#### REQUIRED WORK:
Gather all lines in the data that hold the string "true".

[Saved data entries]
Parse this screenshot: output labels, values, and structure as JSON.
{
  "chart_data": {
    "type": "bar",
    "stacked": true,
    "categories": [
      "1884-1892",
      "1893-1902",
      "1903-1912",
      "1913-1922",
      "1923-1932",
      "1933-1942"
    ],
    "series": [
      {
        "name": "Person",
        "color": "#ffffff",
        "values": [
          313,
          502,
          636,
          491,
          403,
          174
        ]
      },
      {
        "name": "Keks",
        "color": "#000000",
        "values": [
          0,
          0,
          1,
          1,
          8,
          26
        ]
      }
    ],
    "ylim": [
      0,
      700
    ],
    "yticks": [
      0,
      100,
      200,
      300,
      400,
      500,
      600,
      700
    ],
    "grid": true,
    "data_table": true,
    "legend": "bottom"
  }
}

#### PROBLEM SOLUTION:
    "stacked": true,
    "grid": true,
    "data_table": true,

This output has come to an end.